WHAT YOU HAVE TO DO →
Write out every single entry exactly.
** begin DATASET EXCERPTS **
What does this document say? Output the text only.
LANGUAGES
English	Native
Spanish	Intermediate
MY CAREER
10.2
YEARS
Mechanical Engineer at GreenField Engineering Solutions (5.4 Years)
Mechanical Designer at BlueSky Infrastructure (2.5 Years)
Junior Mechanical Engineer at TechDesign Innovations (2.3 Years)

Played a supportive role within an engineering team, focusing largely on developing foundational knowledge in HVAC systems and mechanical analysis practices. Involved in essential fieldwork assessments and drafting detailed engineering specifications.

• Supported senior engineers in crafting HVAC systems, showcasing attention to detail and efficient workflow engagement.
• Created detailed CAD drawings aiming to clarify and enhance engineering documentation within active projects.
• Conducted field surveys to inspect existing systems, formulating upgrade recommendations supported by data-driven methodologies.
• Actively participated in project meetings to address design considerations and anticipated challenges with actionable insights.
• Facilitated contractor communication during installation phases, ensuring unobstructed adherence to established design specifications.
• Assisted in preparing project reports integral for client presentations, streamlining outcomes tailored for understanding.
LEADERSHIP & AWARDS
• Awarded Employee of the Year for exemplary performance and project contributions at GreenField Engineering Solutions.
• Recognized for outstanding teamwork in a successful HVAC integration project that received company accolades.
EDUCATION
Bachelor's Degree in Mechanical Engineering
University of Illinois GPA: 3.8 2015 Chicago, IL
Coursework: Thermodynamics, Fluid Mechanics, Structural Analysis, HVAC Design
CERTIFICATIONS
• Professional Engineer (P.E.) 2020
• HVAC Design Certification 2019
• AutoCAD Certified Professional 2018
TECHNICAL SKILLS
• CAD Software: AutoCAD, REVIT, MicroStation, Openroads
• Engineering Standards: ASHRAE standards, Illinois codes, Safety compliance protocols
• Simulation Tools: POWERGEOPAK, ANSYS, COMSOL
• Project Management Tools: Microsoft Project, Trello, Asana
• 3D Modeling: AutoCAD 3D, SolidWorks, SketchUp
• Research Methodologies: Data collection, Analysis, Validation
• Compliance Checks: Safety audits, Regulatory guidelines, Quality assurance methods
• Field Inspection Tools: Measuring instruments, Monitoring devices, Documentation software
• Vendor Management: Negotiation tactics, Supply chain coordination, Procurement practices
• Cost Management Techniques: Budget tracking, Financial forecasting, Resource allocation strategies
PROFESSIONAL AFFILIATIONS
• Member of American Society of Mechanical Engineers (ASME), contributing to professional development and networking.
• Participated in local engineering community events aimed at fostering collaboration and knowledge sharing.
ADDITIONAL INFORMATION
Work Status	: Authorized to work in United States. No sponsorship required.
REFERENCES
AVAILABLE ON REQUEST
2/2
** end DATASET EXCERPTS **
EXERCISE RESULT →
What does this document say? Output the text only.
LANGUAGES
English	Native
Spanish	Intermediate
MY CAREER
10.2
YEARS
Mechanical Engineer at GreenField Engineering Solutions (5.4 Years)
Mechanical Designer at BlueSky Infrastructure (2.5 Years)
Junior Mechanical Engineer at TechDesign Innovations (2.3 Years)

Played a supportive role within an engineering team, focusing largely on developing foundational knowledge in HVAC systems and mechanical analysis practices. Involved in essential fieldwork assessments and drafting detailed engineering specifications.

• Supported senior engineers in crafting HVAC systems, showcasing attention to detail and efficient workflow engagement.
• Created detailed CAD drawings aiming to clarify and enhance engineering documentation within active projects.
• Conducted field surveys to inspect existing systems, formulating upgrade recommendations supported by data-driven methodologies.
• Actively participated in project meetings to address design considerations and anticipated challenges with actionable insights.
• Facilitated contractor communication during installation phases, ensuring unobstructed adherence to established design specifications.
• Assisted in preparing project reports integral for client presentations, streamlining outcomes tailored for understanding.
LEADERSHIP & AWARDS
• Awarded Employee of the Year for exemplary performance and project contributions at GreenField Engineering Solutions.
• Recognized for outstanding teamwork in a successful HVAC integration project that received company accolades.
EDUCATION
Bachelor's Degree in Mechanical Engineering
University of Illinois GPA: 3.8 2015 Chicago, IL
Coursework: Thermodynamics, Fluid Mechanics, Structural Analysis, HVAC Design
CERTIFICATIONS
• Professional Engineer (P.E.) 2020
• HVAC Design Certification 2019
• AutoCAD Certified Professional 2018
TECHNICAL SKILLS
• CAD Software: AutoCAD, REVIT, MicroStation, Openroads
• Engineering Standards: ASHRAE standards, Illinois codes, Safety compliance protocols
• Simulation Tools: POWERGEOPAK, ANSYS, COMSOL
• Project Management Tools: Microsoft Project, Trello, Asana
• 3D Modeling: AutoCAD 3D, SolidWorks, SketchUp
• Research Methodologies: Data collection, Analysis, Validation
• Compliance Checks: Safety audits, Regulatory guidelines, Quality assurance methods
• Field Inspection Tools: Measuring instruments, Monitoring devices, Documentation software
• Vendor Management: Negotiation tactics, Supply chain coordination, Procurement practices
• Cost Management Techniques: Budget tracking, Financial forecasting, Resource allocation strategies
PROFESSIONAL AFFILIATIONS
• Member of American Society of Mechanical Engineers (ASME), contributing to professional development and networking.
• Participated in local engineering community events aimed at fostering collaboration and knowledge sharing.
ADDITIONAL INFORMATION
Work Status	: Authorized to work in United States. No sponsorship required.
REFERENCES
AVAILABLE ON REQUEST
2/2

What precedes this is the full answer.